- [Source passage]:
--- start ---

You got Monday night.

It's Howard cosell--

Stan, I am so glad
we had this chat.

Really. Thanks. You really
answered my question.

Hi. We were
just walking by,

and we heard the music.

Can we come in?

Sure. Come on in!

Join the party, babe.

♪ ...and it makes
her life complete ♪

♪ ending up
in his back seat ♪

♪ why do good girls
like bad boys? ♪

Gary: What can I get
for 45 bucks?

An elevator ride
around the block,

a pogo pump,
or a pogo swirl,

or a pump with
an underground hammer.

Wait a minute.

Whatever happened
to hand jobs?



♪ I was dreamin' ♪

♪ woke up screamin' ♪

♪ I was drownin'
in a pool of sweat ♪

♪ my hands were shakin' ♪

♪ my head was achin' ♪

♪ my stomach
was so upset ♪

♪ that's when I saw two eyes
glowin' in the dark ♪

♪ I fell in love
with a little demon ♪

♪ little demon ♪

♪ little demon ♪

♪ angels above
can't touch my little demon ♪

♪ little demon ♪

♪ little demon ♪

♪ little demon ♪

♪ little demon ♪

♪ she crawled up
beside me ♪

♪ her smile
terrified me ♪

♪ and I was sufferin'
in ecstasy... ♪


What the hell
are you doing?

--- end ---

- [Extracted information]:

--- start ---

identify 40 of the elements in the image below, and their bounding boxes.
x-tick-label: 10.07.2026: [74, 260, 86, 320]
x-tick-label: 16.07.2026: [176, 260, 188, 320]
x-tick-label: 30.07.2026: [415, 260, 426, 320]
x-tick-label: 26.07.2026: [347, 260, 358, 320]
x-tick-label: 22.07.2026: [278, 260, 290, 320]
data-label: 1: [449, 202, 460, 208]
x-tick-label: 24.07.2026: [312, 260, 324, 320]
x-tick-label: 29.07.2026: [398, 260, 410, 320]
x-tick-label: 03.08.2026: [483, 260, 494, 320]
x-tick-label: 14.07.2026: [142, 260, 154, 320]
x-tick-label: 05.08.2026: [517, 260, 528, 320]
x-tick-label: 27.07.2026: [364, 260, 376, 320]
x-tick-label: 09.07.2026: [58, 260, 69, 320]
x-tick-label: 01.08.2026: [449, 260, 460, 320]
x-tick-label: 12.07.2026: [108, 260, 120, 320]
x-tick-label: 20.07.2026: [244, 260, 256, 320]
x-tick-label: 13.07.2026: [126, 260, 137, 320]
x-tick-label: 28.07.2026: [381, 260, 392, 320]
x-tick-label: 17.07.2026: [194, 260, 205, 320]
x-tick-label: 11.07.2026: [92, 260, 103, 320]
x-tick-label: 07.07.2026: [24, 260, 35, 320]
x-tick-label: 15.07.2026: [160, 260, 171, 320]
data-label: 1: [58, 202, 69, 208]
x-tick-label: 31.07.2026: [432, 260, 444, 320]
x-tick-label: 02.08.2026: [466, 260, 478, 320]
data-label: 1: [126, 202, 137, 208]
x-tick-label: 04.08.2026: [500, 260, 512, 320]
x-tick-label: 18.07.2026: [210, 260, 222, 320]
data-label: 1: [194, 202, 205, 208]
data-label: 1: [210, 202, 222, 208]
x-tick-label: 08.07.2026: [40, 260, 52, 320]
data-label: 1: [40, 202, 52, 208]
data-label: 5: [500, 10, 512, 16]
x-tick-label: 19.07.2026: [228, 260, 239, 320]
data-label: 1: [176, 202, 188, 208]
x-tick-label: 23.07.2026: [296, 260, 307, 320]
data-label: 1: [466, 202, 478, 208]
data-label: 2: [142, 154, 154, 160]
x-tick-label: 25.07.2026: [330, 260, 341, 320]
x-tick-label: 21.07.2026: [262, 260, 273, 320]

--- end ---

- [Work instructions]:
1 – In the subtitle transcript, list every body part named in the song lyrics that begin with "I was dreamin'."
2 – Extend the subtitle transcript beyond its final line, "What the hell are you doing?"
The items are separate material and are unrelated to the subtitle transcript.

- [Results of the tasks]:
1 – hands, head, stomach, eyes

2 –
Slashing my wrists.

With an
electric razor?

I know. I couldn't
find any razor blades.

Well, at least
your wrists

will be smooth
and kissable.

Give me this thing.

What is the matter
with you?!

Will you go out there
and have some fun

and have
a few laughs, please?

Ha ha ha ha
ha ha ha!

No, no, no. Have fun first,
and then have a few laughs.

Look, just forget about
the marriage for a couple
of hours, all right?

This is a party, remember?
Go out there and party.

Ha ha ha ha ha!

Good, good.

Why, Gary, how's
the big stallion?

Rick, I really
think I'm in love.

We're talking
marriage, kids,

the whole thing.

Oh, I'm very happy
for you.

Name your first 6 kids
after me, ok?

[Toilet flushes]

Oh, my name is Tim.

I'm always available.

By the way, I also do
engine work on bmws.




♪ I was cool
like a woman in her prime ♪

♪ and all I ever wanted
was mine ♪

♪ until you got
the best part of me ♪

♪ I let you have
the best part of me... ♪

That's another example
of better living
through chemistry.

I said, "that's
another example--"

are these on
or am I wasting my time?

Ryko: All right!

Hoo hoo ha! This
is gonna be great.

Stan: She's gonna have sex
with a donkey. Incredible!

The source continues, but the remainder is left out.